(Region boundary data)
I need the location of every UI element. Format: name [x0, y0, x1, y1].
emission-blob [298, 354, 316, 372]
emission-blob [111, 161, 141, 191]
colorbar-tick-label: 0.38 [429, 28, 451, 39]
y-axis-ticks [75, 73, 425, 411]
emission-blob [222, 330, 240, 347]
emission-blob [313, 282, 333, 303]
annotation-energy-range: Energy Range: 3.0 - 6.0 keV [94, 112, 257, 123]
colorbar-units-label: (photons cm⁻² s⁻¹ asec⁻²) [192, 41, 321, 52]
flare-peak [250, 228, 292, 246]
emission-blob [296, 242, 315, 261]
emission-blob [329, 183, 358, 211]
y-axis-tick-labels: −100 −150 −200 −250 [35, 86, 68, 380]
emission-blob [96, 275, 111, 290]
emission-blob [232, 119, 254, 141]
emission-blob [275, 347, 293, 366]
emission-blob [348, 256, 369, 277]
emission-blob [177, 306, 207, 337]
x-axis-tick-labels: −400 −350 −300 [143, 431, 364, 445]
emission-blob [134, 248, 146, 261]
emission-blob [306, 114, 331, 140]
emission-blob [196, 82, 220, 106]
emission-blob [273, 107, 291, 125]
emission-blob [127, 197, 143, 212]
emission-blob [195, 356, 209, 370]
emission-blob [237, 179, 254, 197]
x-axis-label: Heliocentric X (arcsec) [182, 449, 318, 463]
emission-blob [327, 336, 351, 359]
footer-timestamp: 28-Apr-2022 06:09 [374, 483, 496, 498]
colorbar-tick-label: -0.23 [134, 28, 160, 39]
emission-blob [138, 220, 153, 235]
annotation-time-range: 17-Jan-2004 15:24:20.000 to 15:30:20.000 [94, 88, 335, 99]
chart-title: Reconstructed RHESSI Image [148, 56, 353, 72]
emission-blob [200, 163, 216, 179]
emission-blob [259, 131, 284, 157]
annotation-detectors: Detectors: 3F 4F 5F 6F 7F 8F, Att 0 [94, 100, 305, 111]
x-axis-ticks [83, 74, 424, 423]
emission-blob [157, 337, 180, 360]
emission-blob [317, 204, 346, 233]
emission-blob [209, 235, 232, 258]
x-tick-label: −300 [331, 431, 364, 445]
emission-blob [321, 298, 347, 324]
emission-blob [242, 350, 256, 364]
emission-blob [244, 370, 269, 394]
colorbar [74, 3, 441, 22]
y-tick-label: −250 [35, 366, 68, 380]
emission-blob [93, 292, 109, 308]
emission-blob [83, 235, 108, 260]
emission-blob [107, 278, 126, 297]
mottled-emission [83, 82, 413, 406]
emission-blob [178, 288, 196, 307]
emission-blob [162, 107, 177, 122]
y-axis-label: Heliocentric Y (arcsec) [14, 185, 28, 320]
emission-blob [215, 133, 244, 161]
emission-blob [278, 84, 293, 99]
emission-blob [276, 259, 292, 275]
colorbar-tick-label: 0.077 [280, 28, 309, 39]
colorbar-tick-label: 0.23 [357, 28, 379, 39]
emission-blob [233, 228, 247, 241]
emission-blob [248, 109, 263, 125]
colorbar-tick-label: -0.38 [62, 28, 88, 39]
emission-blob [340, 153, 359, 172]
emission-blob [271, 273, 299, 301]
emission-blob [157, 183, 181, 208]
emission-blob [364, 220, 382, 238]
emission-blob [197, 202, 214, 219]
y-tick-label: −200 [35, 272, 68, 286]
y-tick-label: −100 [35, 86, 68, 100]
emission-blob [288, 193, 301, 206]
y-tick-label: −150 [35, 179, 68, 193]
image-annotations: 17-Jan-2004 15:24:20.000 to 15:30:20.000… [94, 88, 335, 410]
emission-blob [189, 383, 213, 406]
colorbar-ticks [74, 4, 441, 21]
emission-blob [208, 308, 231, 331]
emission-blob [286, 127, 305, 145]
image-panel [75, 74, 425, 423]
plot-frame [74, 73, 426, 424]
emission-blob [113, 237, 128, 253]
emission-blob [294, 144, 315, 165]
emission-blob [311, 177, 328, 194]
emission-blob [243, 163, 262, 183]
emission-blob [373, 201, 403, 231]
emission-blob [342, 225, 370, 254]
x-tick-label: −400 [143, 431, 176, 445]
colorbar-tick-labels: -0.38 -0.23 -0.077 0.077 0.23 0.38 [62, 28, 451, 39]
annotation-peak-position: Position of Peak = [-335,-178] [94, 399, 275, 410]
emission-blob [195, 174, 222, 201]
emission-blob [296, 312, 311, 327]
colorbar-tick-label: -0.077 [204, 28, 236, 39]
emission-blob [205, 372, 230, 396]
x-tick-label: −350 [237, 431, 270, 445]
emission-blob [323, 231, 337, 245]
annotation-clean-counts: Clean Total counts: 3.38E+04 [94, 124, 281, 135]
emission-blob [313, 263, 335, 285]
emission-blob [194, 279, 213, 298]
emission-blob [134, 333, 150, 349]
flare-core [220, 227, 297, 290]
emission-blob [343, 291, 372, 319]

» **What to work on**
Reproduce every line of the material above verbatim, keeping the original order and formatting.

» **Full solution**
I need the location of every UI element. Format: name [x0, y0, x1, y1].
emission-blob [298, 354, 316, 372]
emission-blob [111, 161, 141, 191]
colorbar-tick-label: 0.38 [429, 28, 451, 39]
y-axis-ticks [75, 73, 425, 411]
emission-blob [222, 330, 240, 347]
emission-blob [313, 282, 333, 303]
annotation-energy-range: Energy Range: 3.0 - 6.0 keV [94, 112, 257, 123]
colorbar-units-label: (photons cm⁻² s⁻¹ asec⁻²) [192, 41, 321, 52]
flare-peak [250, 228, 292, 246]
emission-blob [296, 242, 315, 261]
emission-blob [329, 183, 358, 211]
y-axis-tick-labels: −100 −150 −200 −250 [35, 86, 68, 380]
emission-blob [96, 275, 111, 290]
emission-blob [232, 119, 254, 141]
emission-blob [275, 347, 293, 366]
emission-blob [348, 256, 369, 277]
emission-blob [177, 306, 207, 337]
x-axis-tick-labels: −400 −350 −300 [143, 431, 364, 445]
emission-blob [134, 248, 146, 261]
emission-blob [306, 114, 331, 140]
emission-blob [196, 82, 220, 106]
emission-blob [273, 107, 291, 125]
emission-blob [127, 197, 143, 212]
emission-blob [195, 356, 209, 370]
emission-blob [237, 179, 254, 197]
x-axis-label: Heliocentric X (arcsec) [182, 449, 318, 463]
emission-blob [327, 336, 351, 359]
footer-timestamp: 28-Apr-2022 06:09 [374, 483, 496, 498]
colorbar-tick-label: -0.23 [134, 28, 160, 39]
emission-blob [138, 220, 153, 235]
annotation-time-range: 17-Jan-2004 15:24:20.000 to 15:30:20.000 [94, 88, 335, 99]
chart-title: Reconstructed RHESSI Image [148, 56, 353, 72]
emission-blob [200, 163, 216, 179]
emission-blob [259, 131, 284, 157]
annotation-detectors: Detectors: 3F 4F 5F 6F 7F 8F, Att 0 [94, 100, 305, 111]
x-axis-ticks [83, 74, 424, 423]
emission-blob [157, 337, 180, 360]
emission-blob [317, 204, 346, 233]
emission-blob [209, 235, 232, 258]
x-tick-label: −300 [331, 431, 364, 445]
emission-blob [321, 298, 347, 324]
emission-blob [242, 350, 256, 364]
emission-blob [244, 370, 269, 394]
colorbar [74, 3, 441, 22]
y-tick-label: −250 [35, 366, 68, 380]
emission-blob [93, 292, 109, 308]
emission-blob [83, 235, 108, 260]
emission-blob [107, 278, 126, 297]
mottled-emission [83, 82, 413, 406]
emission-blob [178, 288, 196, 307]
emission-blob [162, 107, 177, 122]
y-axis-label: Heliocentric Y (arcsec) [14, 185, 28, 320]
emission-blob [215, 133, 244, 161]
emission-blob [278, 84, 293, 99]
emission-blob [276, 259, 292, 275]
colorbar-tick-label: 0.077 [280, 28, 309, 39]
colorbar-tick-label: 0.23 [357, 28, 379, 39]
emission-blob [233, 228, 247, 241]
emission-blob [248, 109, 263, 125]
colorbar-tick-label: -0.38 [62, 28, 88, 39]
emission-blob [340, 153, 359, 172]
emission-blob [271, 273, 299, 301]
emission-blob [157, 183, 181, 208]
emission-blob [364, 220, 382, 238]
emission-blob [197, 202, 214, 219]
y-tick-label: −200 [35, 272, 68, 286]
y-tick-label: −100 [35, 86, 68, 100]
emission-blob [288, 193, 301, 206]
y-tick-label: −150 [35, 179, 68, 193]
image-annotations: 17-Jan-2004 15:24:20.000 to 15:30:20.000… [94, 88, 335, 410]
emission-blob [189, 383, 213, 406]
colorbar-ticks [74, 4, 441, 21]
emission-blob [208, 308, 231, 331]
emission-blob [286, 127, 305, 145]
image-panel [75, 74, 425, 423]
plot-frame [74, 73, 426, 424]
emission-blob [113, 237, 128, 253]
emission-blob [294, 144, 315, 165]
emission-blob [311, 177, 328, 194]
emission-blob [243, 163, 262, 183]
emission-blob [373, 201, 403, 231]
emission-blob [342, 225, 370, 254]
x-tick-label: −400 [143, 431, 176, 445]
colorbar-tick-labels: -0.38 -0.23 -0.077 0.077 0.23 0.38 [62, 28, 451, 39]
annotation-peak-position: Position of Peak = [-335,-178] [94, 399, 275, 410]
emission-blob [195, 174, 222, 201]
emission-blob [296, 312, 311, 327]
colorbar-tick-label: -0.077 [204, 28, 236, 39]
emission-blob [205, 372, 230, 396]
x-tick-label: −350 [237, 431, 270, 445]
emission-blob [323, 231, 337, 245]
annotation-clean-counts: Clean Total counts: 3.38E+04 [94, 124, 281, 135]
emission-blob [313, 263, 335, 285]
emission-blob [194, 279, 213, 298]
emission-blob [134, 333, 150, 349]
flare-core [220, 227, 297, 290]
emission-blob [343, 291, 372, 319]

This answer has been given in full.